### [WHAT IS ASKED]
Print all of the entries exactly, minus the pictures.

### [DATA FOR THIS TASK]

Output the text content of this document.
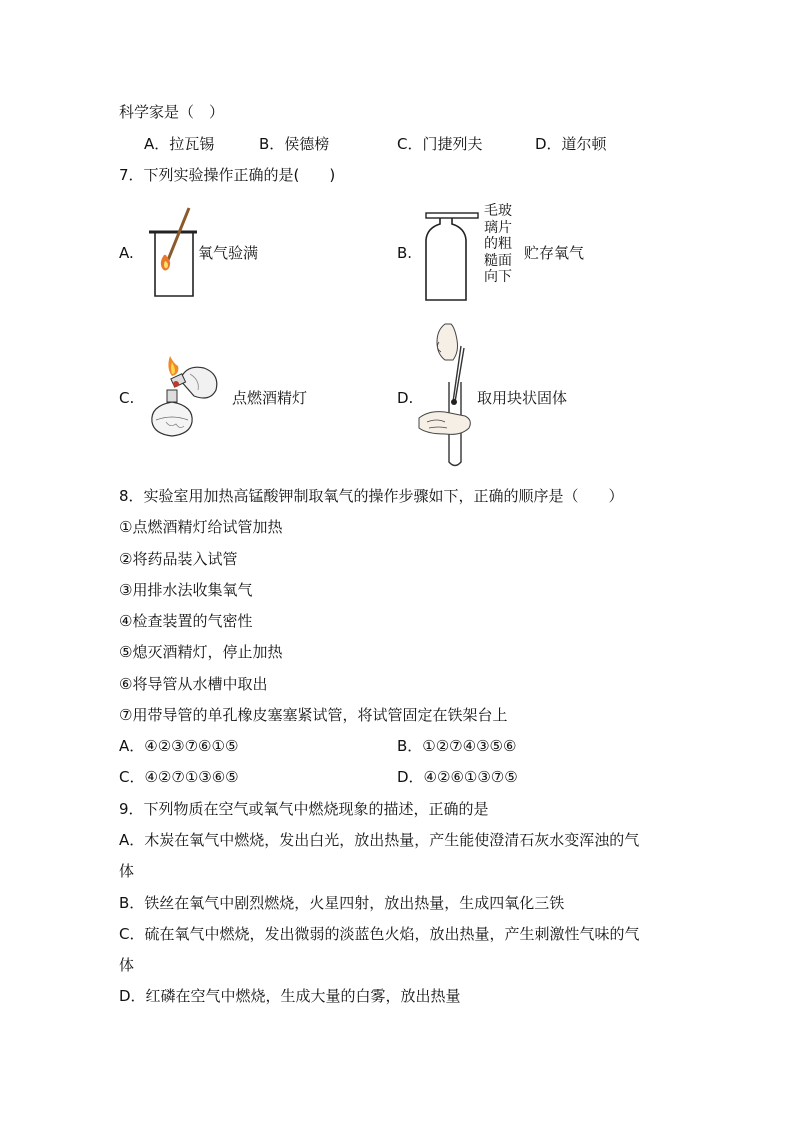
科学家是（　）
A．拉瓦锡	B．侯德榜	C．门捷列夫	D．道尔顿
7．下列实验操作正确的是(　　)
A.	氧气验满	B.
毛玻
璃片
的粗
糙面
向下
贮存氧气
C.	点燃酒精灯	D.	取用块状固体
8．实验室用加热高锰酸钾制取氧气的操作步骤如下，正确的顺序是（　　）
①点燃酒精灯给试管加热
②将药品装入试管
③用排水法收集氧气
④检查装置的气密性
⑤熄灭酒精灯，停止加热
⑥将导管从水槽中取出
⑦用带导管的单孔橡皮塞塞紧试管，将试管固定在铁架台上
A．④②③⑦⑥①⑤	B．①②⑦④③⑤⑥
C．④②⑦①③⑥⑤	D．④②⑥①③⑦⑤
9．下列物质在空气或氧气中燃烧现象的描述，正确的是
A．木炭在氧气中燃烧，发出白光，放出热量，产生能使澄清石灰水变浑浊的气
体
B．铁丝在氧气中剧烈燃烧，火星四射，放出热量，生成四氧化三铁
C．硫在氧气中燃烧，发出微弱的淡蓝色火焰，放出热量，产生刺激性气味的气
体
D．红磷在空气中燃烧，生成大量的白雾，放出热量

### [REPLY]
Output the text content of this document.
科学家是（　）
A．拉瓦锡	B．侯德榜	C．门捷列夫	D．道尔顿
7．下列实验操作正确的是(　　)
A.	氧气验满	B.
毛玻
璃片
的粗
糙面
向下
贮存氧气
C.	点燃酒精灯	D.	取用块状固体
8．实验室用加热高锰酸钾制取氧气的操作步骤如下，正确的顺序是（　　）
①点燃酒精灯给试管加热
②将药品装入试管
③用排水法收集氧气
④检查装置的气密性
⑤熄灭酒精灯，停止加热
⑥将导管从水槽中取出
⑦用带导管的单孔橡皮塞塞紧试管，将试管固定在铁架台上
A．④②③⑦⑥①⑤	B．①②⑦④③⑤⑥
C．④②⑦①③⑥⑤	D．④②⑥①③⑦⑤
9．下列物质在空气或氧气中燃烧现象的描述，正确的是
A．木炭在氧气中燃烧，发出白光，放出热量，产生能使澄清石灰水变浑浊的气
体
B．铁丝在氧气中剧烈燃烧，火星四射，放出热量，生成四氧化三铁
C．硫在氧气中燃烧，发出微弱的淡蓝色火焰，放出热量，产生刺激性气味的气
体
D．红磷在空气中燃烧，生成大量的白雾，放出热量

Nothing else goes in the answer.